Start of PROVIDED DATA

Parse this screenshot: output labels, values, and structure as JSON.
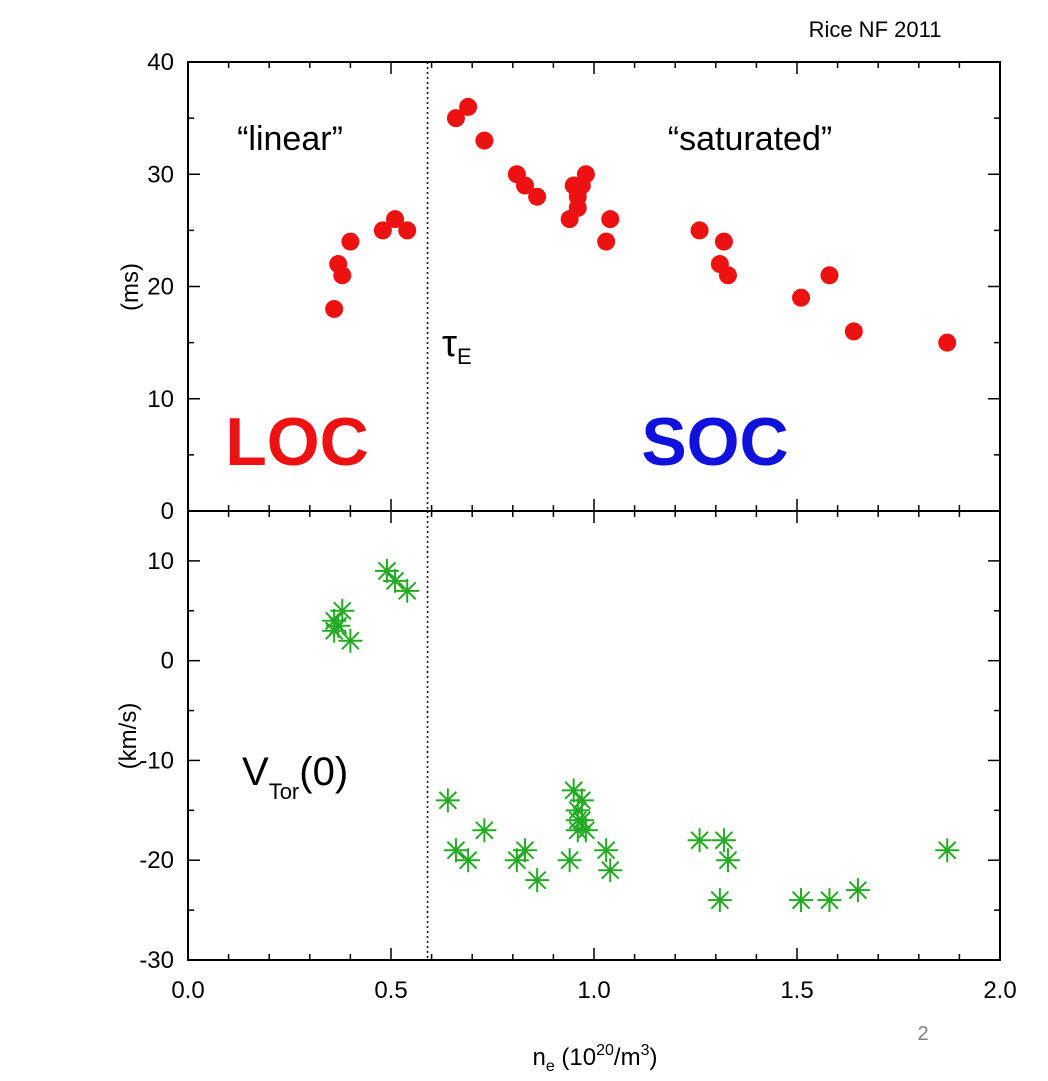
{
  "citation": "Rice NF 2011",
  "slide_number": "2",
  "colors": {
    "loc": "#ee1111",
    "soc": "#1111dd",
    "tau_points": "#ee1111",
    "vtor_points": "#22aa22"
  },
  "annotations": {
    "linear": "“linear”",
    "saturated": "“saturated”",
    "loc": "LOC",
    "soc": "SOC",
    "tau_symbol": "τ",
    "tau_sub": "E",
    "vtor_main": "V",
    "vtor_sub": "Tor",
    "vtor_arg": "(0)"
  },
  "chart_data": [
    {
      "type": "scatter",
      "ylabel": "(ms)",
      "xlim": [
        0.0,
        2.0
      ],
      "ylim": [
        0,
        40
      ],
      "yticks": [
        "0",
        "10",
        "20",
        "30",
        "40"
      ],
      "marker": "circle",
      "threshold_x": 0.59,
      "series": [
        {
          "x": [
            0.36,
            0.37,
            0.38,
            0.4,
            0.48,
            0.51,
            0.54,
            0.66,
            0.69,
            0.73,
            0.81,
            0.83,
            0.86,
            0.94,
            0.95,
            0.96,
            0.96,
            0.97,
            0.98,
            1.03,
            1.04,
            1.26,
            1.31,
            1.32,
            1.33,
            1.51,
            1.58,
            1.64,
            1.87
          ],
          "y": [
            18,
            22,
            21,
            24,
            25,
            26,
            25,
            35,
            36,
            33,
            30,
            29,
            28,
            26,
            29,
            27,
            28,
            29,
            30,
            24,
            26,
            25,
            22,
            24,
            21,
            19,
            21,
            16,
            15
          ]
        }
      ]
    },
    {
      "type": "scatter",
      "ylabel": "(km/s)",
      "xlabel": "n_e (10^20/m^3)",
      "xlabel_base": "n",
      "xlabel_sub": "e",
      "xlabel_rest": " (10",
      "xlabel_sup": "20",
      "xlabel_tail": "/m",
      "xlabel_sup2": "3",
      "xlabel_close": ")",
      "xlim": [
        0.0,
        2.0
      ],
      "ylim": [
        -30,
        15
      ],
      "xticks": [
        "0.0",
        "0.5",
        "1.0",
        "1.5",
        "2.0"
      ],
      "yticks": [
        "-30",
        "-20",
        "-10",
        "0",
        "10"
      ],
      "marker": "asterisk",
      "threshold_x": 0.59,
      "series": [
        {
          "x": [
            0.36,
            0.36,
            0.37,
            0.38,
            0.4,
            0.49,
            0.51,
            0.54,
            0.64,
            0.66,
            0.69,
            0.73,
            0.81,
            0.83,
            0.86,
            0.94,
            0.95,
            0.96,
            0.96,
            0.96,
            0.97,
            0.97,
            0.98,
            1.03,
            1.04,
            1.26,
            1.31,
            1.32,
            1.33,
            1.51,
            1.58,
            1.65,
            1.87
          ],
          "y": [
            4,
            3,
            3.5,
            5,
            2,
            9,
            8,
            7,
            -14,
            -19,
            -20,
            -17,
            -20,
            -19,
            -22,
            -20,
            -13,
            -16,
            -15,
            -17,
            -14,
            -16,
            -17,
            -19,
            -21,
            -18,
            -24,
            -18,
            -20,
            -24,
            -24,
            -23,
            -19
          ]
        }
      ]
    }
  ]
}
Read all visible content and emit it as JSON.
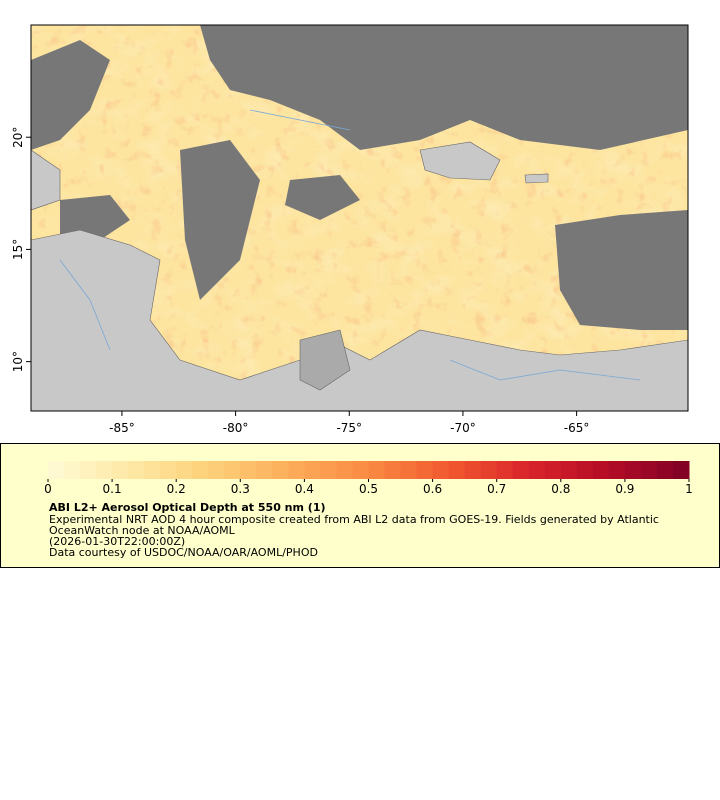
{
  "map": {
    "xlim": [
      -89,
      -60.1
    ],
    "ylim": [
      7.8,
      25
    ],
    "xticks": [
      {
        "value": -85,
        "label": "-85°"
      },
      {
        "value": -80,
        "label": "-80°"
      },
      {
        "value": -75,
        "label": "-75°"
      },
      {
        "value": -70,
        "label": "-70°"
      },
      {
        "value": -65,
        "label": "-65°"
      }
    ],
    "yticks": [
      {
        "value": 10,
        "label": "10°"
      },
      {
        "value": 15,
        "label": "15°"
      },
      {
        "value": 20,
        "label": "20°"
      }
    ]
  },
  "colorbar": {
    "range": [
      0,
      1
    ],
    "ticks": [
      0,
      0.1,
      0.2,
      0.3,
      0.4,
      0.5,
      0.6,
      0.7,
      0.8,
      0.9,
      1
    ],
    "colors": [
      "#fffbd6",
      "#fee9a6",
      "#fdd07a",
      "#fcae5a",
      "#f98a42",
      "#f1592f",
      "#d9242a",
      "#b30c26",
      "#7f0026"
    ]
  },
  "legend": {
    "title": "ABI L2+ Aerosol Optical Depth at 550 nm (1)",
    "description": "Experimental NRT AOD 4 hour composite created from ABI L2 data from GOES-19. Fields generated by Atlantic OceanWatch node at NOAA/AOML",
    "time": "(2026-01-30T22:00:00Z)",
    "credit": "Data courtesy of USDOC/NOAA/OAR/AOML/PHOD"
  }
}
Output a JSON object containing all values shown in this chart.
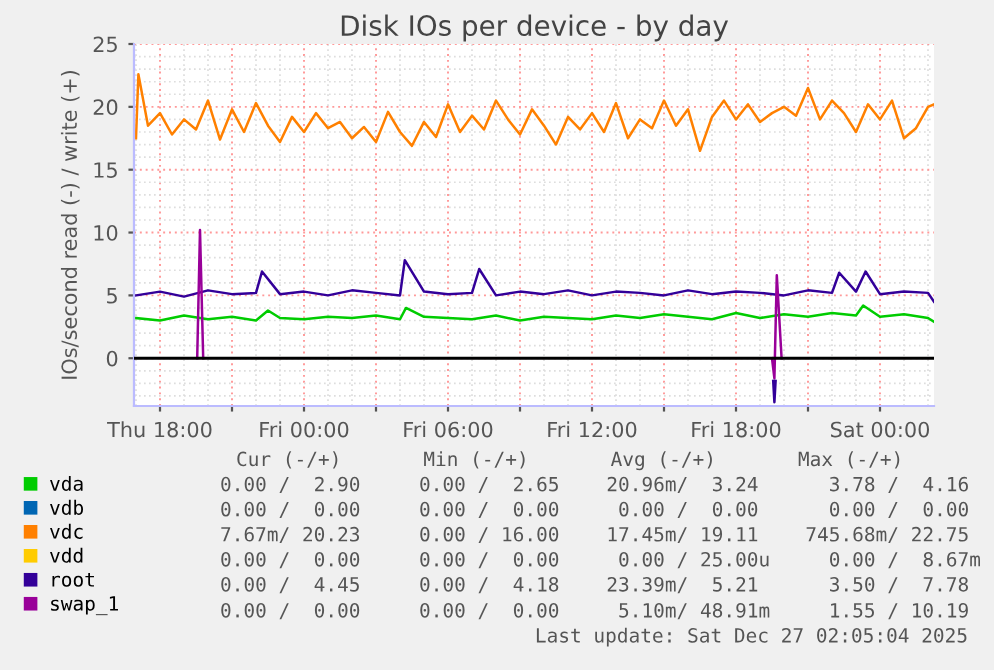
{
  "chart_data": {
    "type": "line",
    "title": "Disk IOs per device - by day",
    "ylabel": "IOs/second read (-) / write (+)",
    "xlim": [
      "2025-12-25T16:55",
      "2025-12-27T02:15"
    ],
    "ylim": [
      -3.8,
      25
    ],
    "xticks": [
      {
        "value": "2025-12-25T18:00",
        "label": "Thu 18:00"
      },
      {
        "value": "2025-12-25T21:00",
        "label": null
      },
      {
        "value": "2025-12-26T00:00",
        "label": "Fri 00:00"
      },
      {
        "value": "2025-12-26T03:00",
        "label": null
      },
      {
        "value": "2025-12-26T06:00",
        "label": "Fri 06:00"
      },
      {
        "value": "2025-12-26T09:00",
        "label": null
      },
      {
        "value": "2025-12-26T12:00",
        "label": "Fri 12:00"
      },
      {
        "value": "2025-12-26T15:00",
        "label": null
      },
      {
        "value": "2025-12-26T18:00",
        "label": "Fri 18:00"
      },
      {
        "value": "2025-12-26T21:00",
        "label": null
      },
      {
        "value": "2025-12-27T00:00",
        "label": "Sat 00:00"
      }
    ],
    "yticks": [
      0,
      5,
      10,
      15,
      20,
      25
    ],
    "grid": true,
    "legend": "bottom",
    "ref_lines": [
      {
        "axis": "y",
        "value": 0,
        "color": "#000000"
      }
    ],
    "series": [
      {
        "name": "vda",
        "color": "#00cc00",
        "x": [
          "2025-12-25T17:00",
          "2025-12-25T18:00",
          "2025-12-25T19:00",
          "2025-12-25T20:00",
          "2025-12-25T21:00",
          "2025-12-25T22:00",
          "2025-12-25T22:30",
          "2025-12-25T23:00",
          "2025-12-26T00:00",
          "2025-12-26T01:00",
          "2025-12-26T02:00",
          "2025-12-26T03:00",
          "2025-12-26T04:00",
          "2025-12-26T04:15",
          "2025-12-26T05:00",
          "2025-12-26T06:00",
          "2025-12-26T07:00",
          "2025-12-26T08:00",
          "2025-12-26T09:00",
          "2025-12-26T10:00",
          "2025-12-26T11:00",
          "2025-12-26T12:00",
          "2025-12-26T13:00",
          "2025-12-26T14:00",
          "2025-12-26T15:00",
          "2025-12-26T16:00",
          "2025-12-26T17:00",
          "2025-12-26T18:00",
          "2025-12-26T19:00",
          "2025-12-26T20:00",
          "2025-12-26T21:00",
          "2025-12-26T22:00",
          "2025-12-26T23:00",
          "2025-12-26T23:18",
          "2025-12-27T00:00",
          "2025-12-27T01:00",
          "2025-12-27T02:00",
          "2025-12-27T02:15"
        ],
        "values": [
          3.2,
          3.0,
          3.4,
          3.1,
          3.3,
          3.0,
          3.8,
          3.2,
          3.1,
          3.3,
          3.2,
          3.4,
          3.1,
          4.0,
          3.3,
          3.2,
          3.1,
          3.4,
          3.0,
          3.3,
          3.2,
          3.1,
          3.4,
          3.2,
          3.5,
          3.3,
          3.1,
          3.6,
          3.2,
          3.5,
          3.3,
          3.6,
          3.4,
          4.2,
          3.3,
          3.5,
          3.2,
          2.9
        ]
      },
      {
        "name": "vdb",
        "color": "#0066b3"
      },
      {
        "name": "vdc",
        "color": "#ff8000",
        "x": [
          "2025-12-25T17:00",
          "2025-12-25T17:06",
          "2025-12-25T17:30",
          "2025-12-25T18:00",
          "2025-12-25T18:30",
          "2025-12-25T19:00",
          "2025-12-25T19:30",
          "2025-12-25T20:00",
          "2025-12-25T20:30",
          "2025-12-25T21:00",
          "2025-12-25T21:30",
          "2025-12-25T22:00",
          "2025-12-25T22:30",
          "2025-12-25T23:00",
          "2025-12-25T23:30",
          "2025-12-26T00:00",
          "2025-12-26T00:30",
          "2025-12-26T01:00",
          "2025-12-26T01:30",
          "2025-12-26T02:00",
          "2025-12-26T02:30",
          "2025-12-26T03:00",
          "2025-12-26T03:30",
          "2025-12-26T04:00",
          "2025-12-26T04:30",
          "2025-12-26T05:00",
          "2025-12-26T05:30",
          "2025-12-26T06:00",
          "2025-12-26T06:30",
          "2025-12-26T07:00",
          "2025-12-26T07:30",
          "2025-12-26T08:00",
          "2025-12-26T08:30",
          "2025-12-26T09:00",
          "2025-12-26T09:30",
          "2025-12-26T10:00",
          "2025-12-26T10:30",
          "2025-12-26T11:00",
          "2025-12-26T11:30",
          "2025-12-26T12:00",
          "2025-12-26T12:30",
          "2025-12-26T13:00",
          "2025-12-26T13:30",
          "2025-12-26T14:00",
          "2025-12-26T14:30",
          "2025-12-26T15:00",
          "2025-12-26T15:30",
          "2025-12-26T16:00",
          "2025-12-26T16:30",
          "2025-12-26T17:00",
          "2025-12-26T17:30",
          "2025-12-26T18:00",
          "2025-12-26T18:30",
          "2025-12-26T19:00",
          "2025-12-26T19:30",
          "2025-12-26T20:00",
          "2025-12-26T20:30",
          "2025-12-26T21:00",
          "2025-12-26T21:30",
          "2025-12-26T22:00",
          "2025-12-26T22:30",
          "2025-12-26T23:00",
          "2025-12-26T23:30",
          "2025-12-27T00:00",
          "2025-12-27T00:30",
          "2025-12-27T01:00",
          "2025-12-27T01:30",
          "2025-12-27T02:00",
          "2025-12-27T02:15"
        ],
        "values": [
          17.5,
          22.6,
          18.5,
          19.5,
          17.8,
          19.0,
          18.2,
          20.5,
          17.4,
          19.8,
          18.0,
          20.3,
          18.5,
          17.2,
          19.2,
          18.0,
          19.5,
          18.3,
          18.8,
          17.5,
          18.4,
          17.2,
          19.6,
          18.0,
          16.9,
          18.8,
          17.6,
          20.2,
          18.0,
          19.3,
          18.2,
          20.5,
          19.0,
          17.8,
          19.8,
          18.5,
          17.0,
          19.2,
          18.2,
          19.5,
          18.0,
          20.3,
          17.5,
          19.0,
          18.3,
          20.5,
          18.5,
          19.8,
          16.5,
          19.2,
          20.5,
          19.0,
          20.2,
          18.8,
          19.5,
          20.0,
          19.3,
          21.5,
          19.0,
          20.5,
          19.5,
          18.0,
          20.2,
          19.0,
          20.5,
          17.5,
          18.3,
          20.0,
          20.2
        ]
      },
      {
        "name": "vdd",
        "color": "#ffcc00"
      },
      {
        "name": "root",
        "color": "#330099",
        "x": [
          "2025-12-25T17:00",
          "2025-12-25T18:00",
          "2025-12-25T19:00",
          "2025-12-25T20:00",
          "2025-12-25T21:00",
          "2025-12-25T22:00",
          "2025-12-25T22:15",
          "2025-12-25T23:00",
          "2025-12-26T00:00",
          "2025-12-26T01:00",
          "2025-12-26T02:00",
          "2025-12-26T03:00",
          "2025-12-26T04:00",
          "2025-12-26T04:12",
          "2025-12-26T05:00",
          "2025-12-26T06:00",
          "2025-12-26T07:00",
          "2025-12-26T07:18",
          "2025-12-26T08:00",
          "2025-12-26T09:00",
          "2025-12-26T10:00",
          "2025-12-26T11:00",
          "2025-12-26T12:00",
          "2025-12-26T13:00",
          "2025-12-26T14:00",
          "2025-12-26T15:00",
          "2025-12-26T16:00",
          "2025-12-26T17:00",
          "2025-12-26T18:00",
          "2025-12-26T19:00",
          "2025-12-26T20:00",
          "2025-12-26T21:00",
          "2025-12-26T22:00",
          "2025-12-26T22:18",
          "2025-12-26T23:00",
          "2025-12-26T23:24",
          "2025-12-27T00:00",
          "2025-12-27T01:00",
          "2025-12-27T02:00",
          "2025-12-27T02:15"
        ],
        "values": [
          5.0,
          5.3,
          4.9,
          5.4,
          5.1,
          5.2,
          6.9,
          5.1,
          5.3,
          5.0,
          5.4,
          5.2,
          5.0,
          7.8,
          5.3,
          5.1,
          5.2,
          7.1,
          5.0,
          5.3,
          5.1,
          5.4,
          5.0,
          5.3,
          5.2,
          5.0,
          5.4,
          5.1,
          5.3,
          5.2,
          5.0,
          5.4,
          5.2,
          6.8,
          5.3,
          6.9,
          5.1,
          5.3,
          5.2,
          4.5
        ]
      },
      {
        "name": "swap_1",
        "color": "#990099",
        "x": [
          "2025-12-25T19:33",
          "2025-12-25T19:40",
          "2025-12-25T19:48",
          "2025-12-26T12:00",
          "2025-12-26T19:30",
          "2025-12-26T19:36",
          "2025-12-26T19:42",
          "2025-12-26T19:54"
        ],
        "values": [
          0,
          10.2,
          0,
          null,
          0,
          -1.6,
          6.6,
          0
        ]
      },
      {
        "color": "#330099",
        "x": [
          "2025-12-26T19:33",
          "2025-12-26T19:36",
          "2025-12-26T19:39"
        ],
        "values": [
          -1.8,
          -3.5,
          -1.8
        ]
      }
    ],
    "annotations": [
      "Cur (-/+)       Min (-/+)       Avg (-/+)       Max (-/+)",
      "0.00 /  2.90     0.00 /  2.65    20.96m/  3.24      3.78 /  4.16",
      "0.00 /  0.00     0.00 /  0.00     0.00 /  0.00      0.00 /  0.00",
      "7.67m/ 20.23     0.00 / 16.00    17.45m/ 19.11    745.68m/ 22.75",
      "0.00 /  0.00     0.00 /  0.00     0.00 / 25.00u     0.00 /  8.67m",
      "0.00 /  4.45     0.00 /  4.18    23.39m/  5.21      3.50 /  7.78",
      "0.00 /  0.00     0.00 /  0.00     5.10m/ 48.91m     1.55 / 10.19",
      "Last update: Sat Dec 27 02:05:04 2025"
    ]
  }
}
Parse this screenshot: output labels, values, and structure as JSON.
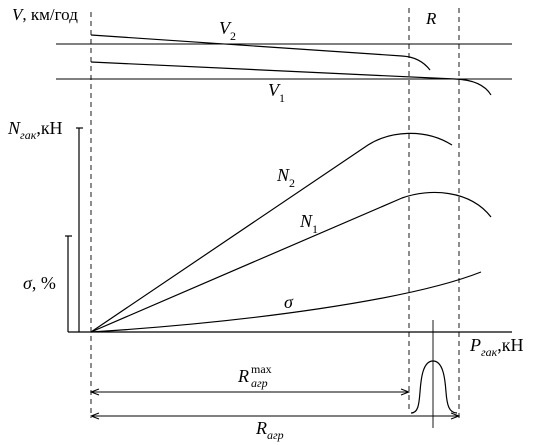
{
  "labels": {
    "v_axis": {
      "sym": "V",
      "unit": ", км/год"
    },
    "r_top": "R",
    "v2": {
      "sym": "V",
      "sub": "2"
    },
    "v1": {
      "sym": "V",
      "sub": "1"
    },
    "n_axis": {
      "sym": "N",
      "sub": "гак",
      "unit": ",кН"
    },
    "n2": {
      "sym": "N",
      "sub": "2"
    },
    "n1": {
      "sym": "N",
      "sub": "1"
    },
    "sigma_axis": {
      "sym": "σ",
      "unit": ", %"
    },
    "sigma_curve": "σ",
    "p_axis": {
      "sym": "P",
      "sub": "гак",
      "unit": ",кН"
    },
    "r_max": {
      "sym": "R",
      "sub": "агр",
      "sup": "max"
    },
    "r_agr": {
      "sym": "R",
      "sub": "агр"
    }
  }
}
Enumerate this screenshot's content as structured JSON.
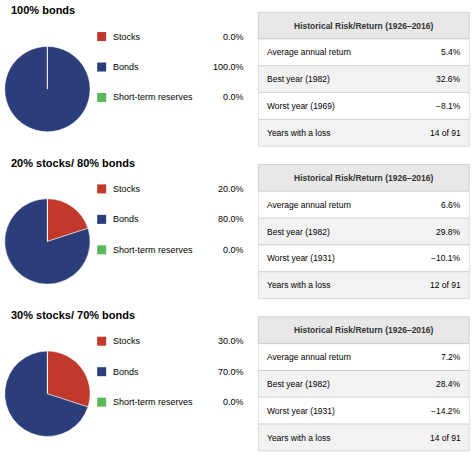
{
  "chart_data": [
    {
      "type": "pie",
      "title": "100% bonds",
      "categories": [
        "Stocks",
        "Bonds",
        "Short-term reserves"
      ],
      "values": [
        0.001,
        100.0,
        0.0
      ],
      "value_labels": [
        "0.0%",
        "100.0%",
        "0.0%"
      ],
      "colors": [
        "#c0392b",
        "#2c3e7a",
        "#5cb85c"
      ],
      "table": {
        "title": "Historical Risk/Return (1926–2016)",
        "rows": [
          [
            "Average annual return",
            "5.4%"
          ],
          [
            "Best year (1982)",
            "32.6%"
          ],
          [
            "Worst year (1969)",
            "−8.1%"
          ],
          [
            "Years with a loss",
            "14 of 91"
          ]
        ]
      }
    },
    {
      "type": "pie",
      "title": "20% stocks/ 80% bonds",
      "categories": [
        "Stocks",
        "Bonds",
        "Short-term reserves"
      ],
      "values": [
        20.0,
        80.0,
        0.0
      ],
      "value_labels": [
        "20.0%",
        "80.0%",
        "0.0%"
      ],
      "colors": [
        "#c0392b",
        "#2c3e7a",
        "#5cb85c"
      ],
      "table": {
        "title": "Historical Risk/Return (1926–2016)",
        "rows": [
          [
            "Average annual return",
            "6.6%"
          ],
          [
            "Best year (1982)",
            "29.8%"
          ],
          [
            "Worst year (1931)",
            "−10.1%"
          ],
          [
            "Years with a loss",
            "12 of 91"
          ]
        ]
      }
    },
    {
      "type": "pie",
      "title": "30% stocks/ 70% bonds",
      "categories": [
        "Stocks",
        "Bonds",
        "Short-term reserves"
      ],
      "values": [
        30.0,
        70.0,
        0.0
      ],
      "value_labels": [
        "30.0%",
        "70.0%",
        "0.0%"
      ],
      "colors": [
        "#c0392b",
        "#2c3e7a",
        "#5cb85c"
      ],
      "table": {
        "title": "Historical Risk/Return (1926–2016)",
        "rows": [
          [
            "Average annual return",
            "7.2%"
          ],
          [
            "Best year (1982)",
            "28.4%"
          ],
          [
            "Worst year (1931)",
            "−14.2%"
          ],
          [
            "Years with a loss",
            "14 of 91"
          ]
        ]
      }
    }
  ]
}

End of PROVIDED DATA

▸ AIM OF THE TASK: Isolate each line of the listing above that includes "NOAA". Copy it.

▸ TASK SOLUTION:
    "description": "Experimental NRT AOD 4 hour composite created from ABI L2 data from GOES-19. Fields generated by Atlantic OceanWatch node at NOAA/AOML",
    "credit": "Data courtesy of USDOC/NOAA/OAR/AOML/PHOD"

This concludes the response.